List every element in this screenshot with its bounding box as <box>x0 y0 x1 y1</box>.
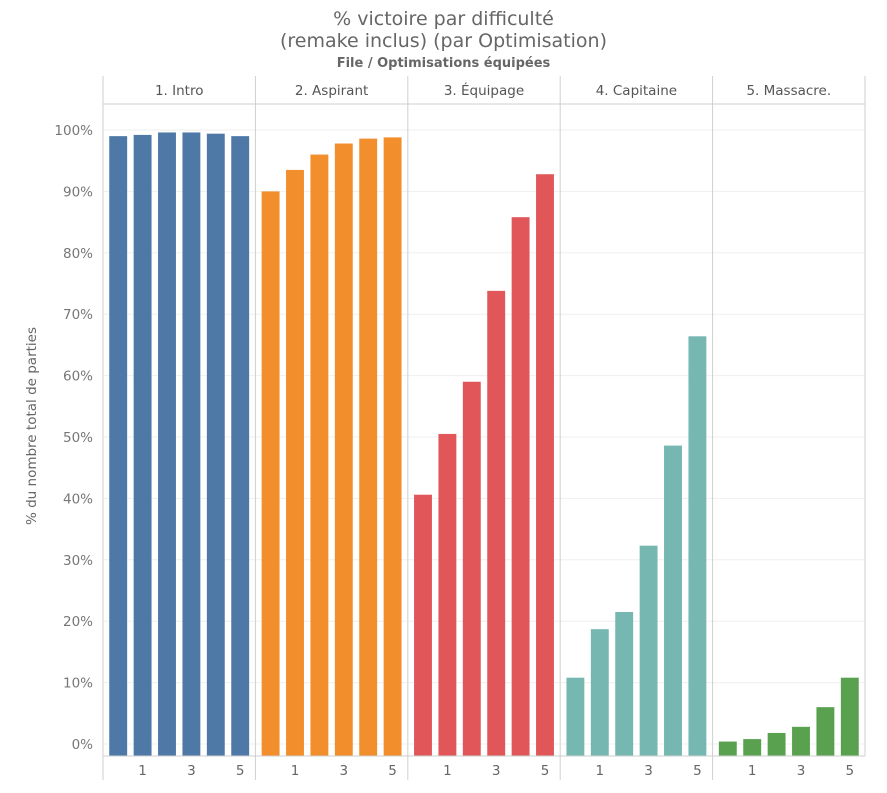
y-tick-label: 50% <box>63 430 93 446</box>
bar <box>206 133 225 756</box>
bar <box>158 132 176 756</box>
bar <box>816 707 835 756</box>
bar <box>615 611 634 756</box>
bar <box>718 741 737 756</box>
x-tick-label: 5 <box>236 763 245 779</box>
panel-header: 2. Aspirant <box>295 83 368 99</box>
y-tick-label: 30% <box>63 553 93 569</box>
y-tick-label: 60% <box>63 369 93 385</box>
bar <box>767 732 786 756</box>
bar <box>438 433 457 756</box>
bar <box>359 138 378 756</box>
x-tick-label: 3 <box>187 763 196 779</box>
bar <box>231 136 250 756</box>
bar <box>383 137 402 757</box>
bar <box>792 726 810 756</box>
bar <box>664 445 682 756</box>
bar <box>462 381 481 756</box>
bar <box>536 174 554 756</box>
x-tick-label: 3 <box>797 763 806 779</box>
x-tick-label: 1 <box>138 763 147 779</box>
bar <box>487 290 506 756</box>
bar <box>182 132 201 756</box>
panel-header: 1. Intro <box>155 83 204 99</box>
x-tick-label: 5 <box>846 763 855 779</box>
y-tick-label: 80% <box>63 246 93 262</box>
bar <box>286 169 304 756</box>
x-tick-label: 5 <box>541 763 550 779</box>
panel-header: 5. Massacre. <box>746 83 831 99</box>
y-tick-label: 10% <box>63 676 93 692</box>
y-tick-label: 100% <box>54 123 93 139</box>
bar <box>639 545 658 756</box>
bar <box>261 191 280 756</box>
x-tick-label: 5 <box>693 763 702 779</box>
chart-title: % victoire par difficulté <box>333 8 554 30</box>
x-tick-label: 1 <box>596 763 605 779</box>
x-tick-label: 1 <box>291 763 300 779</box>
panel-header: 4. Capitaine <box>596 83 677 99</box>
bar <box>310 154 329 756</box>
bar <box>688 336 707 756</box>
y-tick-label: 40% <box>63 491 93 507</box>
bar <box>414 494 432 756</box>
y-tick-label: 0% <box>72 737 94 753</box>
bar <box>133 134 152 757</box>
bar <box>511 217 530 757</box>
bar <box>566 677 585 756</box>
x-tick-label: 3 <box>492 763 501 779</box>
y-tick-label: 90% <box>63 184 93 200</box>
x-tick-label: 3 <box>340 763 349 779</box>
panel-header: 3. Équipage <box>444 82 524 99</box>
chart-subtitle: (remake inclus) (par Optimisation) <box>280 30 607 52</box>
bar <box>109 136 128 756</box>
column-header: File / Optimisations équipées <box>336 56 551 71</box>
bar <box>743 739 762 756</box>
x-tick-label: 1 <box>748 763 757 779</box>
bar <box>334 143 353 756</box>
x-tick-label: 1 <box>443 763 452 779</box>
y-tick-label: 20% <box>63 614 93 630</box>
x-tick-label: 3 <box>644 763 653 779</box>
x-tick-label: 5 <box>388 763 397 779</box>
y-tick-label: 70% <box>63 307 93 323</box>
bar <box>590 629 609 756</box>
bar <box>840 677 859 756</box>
------------------------------
- **Exercise details**
Please write out all of the lines above again, word for word, leaving out the picture.

- **Task output**
List every element in this screenshot with its bounding box as <box>x0 y0 x1 y1</box>.
y-tick-label: 50% <box>63 430 93 446</box>
bar <box>206 133 225 756</box>
bar <box>158 132 176 756</box>
bar <box>816 707 835 756</box>
bar <box>615 611 634 756</box>
bar <box>718 741 737 756</box>
x-tick-label: 5 <box>236 763 245 779</box>
panel-header: 2. Aspirant <box>295 83 368 99</box>
y-tick-label: 30% <box>63 553 93 569</box>
y-tick-label: 60% <box>63 369 93 385</box>
bar <box>767 732 786 756</box>
bar <box>438 433 457 756</box>
bar <box>359 138 378 756</box>
x-tick-label: 3 <box>187 763 196 779</box>
bar <box>231 136 250 756</box>
bar <box>383 137 402 757</box>
bar <box>792 726 810 756</box>
bar <box>664 445 682 756</box>
bar <box>462 381 481 756</box>
bar <box>536 174 554 756</box>
x-tick-label: 3 <box>797 763 806 779</box>
x-tick-label: 1 <box>138 763 147 779</box>
bar <box>487 290 506 756</box>
bar <box>182 132 201 756</box>
panel-header: 1. Intro <box>155 83 204 99</box>
x-tick-label: 5 <box>846 763 855 779</box>
y-tick-label: 80% <box>63 246 93 262</box>
bar <box>286 169 304 756</box>
x-tick-label: 5 <box>541 763 550 779</box>
panel-header: 5. Massacre. <box>746 83 831 99</box>
y-tick-label: 10% <box>63 676 93 692</box>
y-tick-label: 100% <box>54 123 93 139</box>
bar <box>639 545 658 756</box>
bar <box>261 191 280 756</box>
x-tick-label: 5 <box>693 763 702 779</box>
chart-title: % victoire par difficulté <box>333 8 554 30</box>
x-tick-label: 1 <box>596 763 605 779</box>
x-tick-label: 1 <box>291 763 300 779</box>
panel-header: 4. Capitaine <box>596 83 677 99</box>
bar <box>310 154 329 756</box>
bar <box>688 336 707 756</box>
y-tick-label: 40% <box>63 491 93 507</box>
bar <box>414 494 432 756</box>
y-tick-label: 0% <box>72 737 94 753</box>
bar <box>133 134 152 757</box>
bar <box>511 217 530 757</box>
bar <box>566 677 585 756</box>
x-tick-label: 3 <box>492 763 501 779</box>
y-tick-label: 90% <box>63 184 93 200</box>
x-tick-label: 3 <box>340 763 349 779</box>
panel-header: 3. Équipage <box>444 82 524 99</box>
chart-subtitle: (remake inclus) (par Optimisation) <box>280 30 607 52</box>
bar <box>109 136 128 756</box>
column-header: File / Optimisations équipées <box>336 56 551 71</box>
bar <box>743 739 762 756</box>
x-tick-label: 1 <box>748 763 757 779</box>
bar <box>334 143 353 756</box>
x-tick-label: 1 <box>443 763 452 779</box>
y-tick-label: 20% <box>63 614 93 630</box>
x-tick-label: 3 <box>644 763 653 779</box>
x-tick-label: 5 <box>388 763 397 779</box>
y-tick-label: 70% <box>63 307 93 323</box>
bar <box>590 629 609 756</box>
bar <box>840 677 859 756</box>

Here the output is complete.